**TASK**
Give the entries back exactly, dropping each image.

#####

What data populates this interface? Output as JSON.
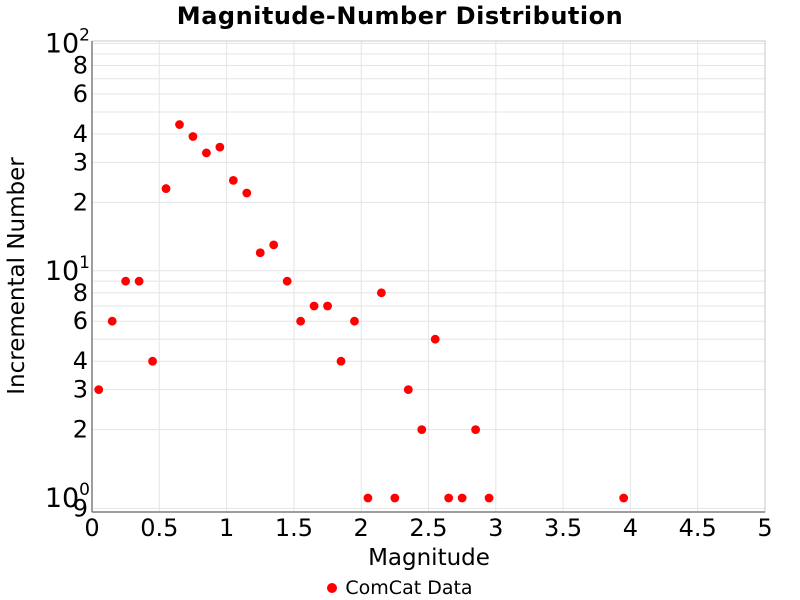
{
  "colors": {
    "marker": "#fe0000",
    "grid": "#e5e5e5",
    "plot_border": "#c8c8c8",
    "axis_line": "#7f7f7f",
    "text": "#000000",
    "background": "#ffffff"
  },
  "chart_data": {
    "type": "scatter",
    "title": "Magnitude-Number Distribution",
    "xlabel": "Magnitude",
    "ylabel": "Incremental Number",
    "grid": true,
    "legend_position": "bottom-center",
    "series": [
      {
        "name": "ComCat Data",
        "marker": "dot",
        "color": "#fe0000",
        "points": [
          [
            0.05,
            3
          ],
          [
            0.15,
            6
          ],
          [
            0.25,
            9
          ],
          [
            0.35,
            9
          ],
          [
            0.45,
            4
          ],
          [
            0.55,
            23
          ],
          [
            0.65,
            44
          ],
          [
            0.75,
            39
          ],
          [
            0.85,
            33
          ],
          [
            0.95,
            35
          ],
          [
            1.05,
            25
          ],
          [
            1.15,
            22
          ],
          [
            1.25,
            12
          ],
          [
            1.35,
            13
          ],
          [
            1.45,
            9
          ],
          [
            1.55,
            6
          ],
          [
            1.65,
            7
          ],
          [
            1.75,
            7
          ],
          [
            1.85,
            4
          ],
          [
            1.95,
            6
          ],
          [
            2.05,
            1
          ],
          [
            2.15,
            8
          ],
          [
            2.25,
            1
          ],
          [
            2.35,
            3
          ],
          [
            2.45,
            2
          ],
          [
            2.55,
            5
          ],
          [
            2.65,
            1
          ],
          [
            2.75,
            1
          ],
          [
            2.85,
            2
          ],
          [
            2.95,
            1
          ],
          [
            3.95,
            1
          ]
        ]
      }
    ],
    "x_axis": {
      "min": 0,
      "max": 5,
      "tick_values": [
        0,
        0.5,
        1,
        1.5,
        2,
        2.5,
        3,
        3.5,
        4,
        4.5,
        5
      ],
      "tick_labels": [
        "0",
        "0.5",
        "1",
        "1.5",
        "2",
        "2.5",
        "3",
        "3.5",
        "4",
        "4.5",
        "5"
      ]
    },
    "y_axis": {
      "scale": "log",
      "range": [
        0.868,
        102.6
      ],
      "major_ticks": [
        {
          "base": "10",
          "exp": "0",
          "value": 1
        },
        {
          "base": "10",
          "exp": "1",
          "value": 10
        },
        {
          "base": "10",
          "exp": "2",
          "value": 100
        }
      ],
      "minor_ticks": [
        {
          "value": 0.9,
          "label": "9"
        },
        {
          "value": 2,
          "label": "2"
        },
        {
          "value": 3,
          "label": "3"
        },
        {
          "value": 4,
          "label": "4"
        },
        {
          "value": 6,
          "label": "6"
        },
        {
          "value": 8,
          "label": "8"
        },
        {
          "value": 20,
          "label": "2"
        },
        {
          "value": 30,
          "label": "3"
        },
        {
          "value": 40,
          "label": "4"
        },
        {
          "value": 60,
          "label": "6"
        },
        {
          "value": 80,
          "label": "8"
        }
      ],
      "gridline_values": [
        0.9,
        2,
        3,
        4,
        5,
        6,
        7,
        8,
        9,
        10,
        20,
        30,
        40,
        50,
        60,
        70,
        80,
        90,
        100
      ]
    }
  }
}
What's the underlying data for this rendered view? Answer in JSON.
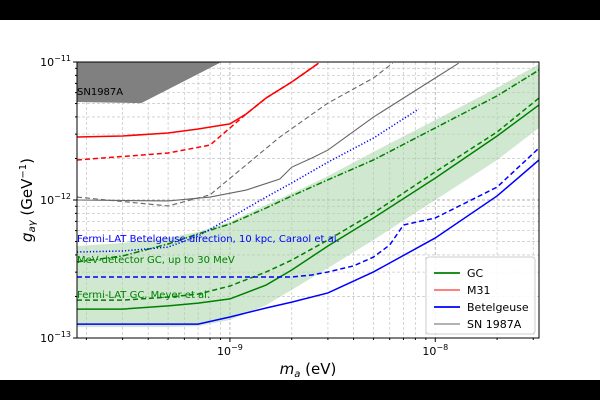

#####

**ANSWER BELOW**
What data populates this interface? Output as JSON.
{
  "colors": {
    "marker": "#fe0000",
    "grid": "#e5e5e5",
    "plot_border": "#c8c8c8",
    "axis_line": "#7f7f7f",
    "text": "#000000",
    "background": "#ffffff"
  },
  "chart_data": {
    "type": "scatter",
    "title": "Magnitude-Number Distribution",
    "xlabel": "Magnitude",
    "ylabel": "Incremental Number",
    "grid": true,
    "legend_position": "bottom-center",
    "series": [
      {
        "name": "ComCat Data",
        "marker": "dot",
        "color": "#fe0000",
        "points": [
          [
            0.05,
            3
          ],
          [
            0.15,
            6
          ],
          [
            0.25,
            9
          ],
          [
            0.35,
            9
          ],
          [
            0.45,
            4
          ],
          [
            0.55,
            23
          ],
          [
            0.65,
            44
          ],
          [
            0.75,
            39
          ],
          [
            0.85,
            33
          ],
          [
            0.95,
            35
          ],
          [
            1.05,
            25
          ],
          [
            1.15,
            22
          ],
          [
            1.25,
            12
          ],
          [
            1.35,
            13
          ],
          [
            1.45,
            9
          ],
          [
            1.55,
            6
          ],
          [
            1.65,
            7
          ],
          [
            1.75,
            7
          ],
          [
            1.85,
            4
          ],
          [
            1.95,
            6
          ],
          [
            2.05,
            1
          ],
          [
            2.15,
            8
          ],
          [
            2.25,
            1
          ],
          [
            2.35,
            3
          ],
          [
            2.45,
            2
          ],
          [
            2.55,
            5
          ],
          [
            2.65,
            1
          ],
          [
            2.75,
            1
          ],
          [
            2.85,
            2
          ],
          [
            2.95,
            1
          ],
          [
            3.95,
            1
          ]
        ]
      }
    ],
    "x_axis": {
      "min": 0,
      "max": 5,
      "tick_values": [
        0,
        0.5,
        1,
        1.5,
        2,
        2.5,
        3,
        3.5,
        4,
        4.5,
        5
      ],
      "tick_labels": [
        "0",
        "0.5",
        "1",
        "1.5",
        "2",
        "2.5",
        "3",
        "3.5",
        "4",
        "4.5",
        "5"
      ]
    },
    "y_axis": {
      "scale": "log",
      "range": [
        0.868,
        102.6
      ],
      "major_ticks": [
        {
          "base": "10",
          "exp": "0",
          "value": 1
        },
        {
          "base": "10",
          "exp": "1",
          "value": 10
        },
        {
          "base": "10",
          "exp": "2",
          "value": 100
        }
      ],
      "minor_ticks": [
        {
          "value": 0.9,
          "label": "9"
        },
        {
          "value": 2,
          "label": "2"
        },
        {
          "value": 3,
          "label": "3"
        },
        {
          "value": 4,
          "label": "4"
        },
        {
          "value": 6,
          "label": "6"
        },
        {
          "value": 8,
          "label": "8"
        },
        {
          "value": 20,
          "label": "2"
        },
        {
          "value": 30,
          "label": "3"
        },
        {
          "value": 40,
          "label": "4"
        },
        {
          "value": 60,
          "label": "6"
        },
        {
          "value": 80,
          "label": "8"
        }
      ],
      "gridline_values": [
        0.9,
        2,
        3,
        4,
        5,
        6,
        7,
        8,
        9,
        10,
        20,
        30,
        40,
        50,
        60,
        70,
        80,
        90,
        100
      ]
    }
  }
}
What's the underlying data for this rendered view? Answer in JSON.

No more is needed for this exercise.